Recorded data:
** Start **
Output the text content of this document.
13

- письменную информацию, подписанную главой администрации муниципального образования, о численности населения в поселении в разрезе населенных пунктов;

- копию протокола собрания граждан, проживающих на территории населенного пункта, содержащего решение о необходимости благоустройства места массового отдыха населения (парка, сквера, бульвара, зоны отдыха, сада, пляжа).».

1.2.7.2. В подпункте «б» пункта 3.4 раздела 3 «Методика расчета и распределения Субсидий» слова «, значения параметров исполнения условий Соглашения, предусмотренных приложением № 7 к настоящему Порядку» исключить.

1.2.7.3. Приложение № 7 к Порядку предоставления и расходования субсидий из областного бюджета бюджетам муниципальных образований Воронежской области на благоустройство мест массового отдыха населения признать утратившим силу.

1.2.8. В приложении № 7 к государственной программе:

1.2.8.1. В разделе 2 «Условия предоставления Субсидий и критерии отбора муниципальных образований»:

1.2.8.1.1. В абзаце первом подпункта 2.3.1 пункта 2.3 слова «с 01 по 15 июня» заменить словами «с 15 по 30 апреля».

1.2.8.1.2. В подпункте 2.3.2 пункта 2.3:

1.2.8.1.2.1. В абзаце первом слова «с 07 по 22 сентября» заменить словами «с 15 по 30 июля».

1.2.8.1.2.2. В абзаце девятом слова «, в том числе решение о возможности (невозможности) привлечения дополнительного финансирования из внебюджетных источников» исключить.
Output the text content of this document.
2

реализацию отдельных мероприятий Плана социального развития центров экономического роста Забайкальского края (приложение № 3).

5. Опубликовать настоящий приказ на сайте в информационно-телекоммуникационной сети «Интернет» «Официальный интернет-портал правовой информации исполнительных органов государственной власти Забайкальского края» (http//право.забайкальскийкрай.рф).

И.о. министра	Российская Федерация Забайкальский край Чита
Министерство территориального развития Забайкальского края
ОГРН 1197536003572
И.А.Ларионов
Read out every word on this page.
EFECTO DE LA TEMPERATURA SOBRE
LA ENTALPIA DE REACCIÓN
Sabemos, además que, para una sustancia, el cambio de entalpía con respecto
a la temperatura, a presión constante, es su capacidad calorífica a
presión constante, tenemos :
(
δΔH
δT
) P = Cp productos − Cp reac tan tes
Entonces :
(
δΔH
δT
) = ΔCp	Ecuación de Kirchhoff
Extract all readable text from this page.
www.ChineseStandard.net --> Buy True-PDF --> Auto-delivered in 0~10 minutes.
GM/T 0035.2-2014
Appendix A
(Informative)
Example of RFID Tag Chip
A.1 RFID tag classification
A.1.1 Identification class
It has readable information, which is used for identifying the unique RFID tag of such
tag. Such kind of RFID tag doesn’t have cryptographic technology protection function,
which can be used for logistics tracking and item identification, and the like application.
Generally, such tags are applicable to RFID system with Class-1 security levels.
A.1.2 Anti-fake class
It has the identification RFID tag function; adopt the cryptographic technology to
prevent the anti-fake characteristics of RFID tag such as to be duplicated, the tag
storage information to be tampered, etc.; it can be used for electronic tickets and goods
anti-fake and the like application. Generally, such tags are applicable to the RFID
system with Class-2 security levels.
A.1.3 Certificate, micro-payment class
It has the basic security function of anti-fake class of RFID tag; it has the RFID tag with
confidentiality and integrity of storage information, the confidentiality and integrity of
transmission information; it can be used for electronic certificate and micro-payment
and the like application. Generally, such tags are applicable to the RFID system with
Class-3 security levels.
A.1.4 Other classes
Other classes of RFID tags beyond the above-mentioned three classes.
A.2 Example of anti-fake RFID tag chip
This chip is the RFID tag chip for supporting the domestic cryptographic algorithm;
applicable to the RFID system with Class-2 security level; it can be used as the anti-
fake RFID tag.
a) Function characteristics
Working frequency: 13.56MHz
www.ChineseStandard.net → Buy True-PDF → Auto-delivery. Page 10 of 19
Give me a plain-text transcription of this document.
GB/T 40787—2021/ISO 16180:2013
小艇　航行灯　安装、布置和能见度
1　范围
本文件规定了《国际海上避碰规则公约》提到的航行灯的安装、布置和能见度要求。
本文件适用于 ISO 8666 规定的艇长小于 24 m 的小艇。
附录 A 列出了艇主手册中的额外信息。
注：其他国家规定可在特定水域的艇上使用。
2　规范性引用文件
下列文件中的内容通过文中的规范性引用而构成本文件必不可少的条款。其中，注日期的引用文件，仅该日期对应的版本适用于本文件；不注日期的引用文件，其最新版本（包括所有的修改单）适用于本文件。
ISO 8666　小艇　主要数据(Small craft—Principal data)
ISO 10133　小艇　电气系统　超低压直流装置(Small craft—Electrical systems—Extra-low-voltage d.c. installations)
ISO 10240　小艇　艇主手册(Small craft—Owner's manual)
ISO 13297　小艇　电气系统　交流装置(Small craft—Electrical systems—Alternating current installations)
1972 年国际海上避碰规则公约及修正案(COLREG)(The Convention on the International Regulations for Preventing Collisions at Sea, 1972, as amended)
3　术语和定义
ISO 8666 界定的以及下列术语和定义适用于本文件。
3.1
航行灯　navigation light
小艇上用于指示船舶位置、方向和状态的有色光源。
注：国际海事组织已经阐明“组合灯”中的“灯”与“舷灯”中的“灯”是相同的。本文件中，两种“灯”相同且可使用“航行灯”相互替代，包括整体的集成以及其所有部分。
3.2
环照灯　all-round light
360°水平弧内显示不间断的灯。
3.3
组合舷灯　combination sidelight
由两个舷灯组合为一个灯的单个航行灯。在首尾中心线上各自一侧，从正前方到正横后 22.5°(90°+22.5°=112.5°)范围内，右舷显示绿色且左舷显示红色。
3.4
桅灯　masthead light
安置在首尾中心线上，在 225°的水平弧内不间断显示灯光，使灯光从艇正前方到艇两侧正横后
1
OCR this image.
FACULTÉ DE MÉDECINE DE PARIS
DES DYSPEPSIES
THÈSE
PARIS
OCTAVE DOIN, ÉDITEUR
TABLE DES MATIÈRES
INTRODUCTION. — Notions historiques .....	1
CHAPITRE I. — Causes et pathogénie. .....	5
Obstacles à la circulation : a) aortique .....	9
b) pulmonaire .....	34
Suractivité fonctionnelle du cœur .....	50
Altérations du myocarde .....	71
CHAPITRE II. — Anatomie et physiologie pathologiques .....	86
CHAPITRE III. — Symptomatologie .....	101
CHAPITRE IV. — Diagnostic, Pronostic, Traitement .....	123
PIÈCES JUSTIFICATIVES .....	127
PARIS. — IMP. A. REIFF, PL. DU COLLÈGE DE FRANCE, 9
** End **
Work instructions:
Note how many lines in the material hold the word "technology", and give that number with nothing added.

Problem solution:
2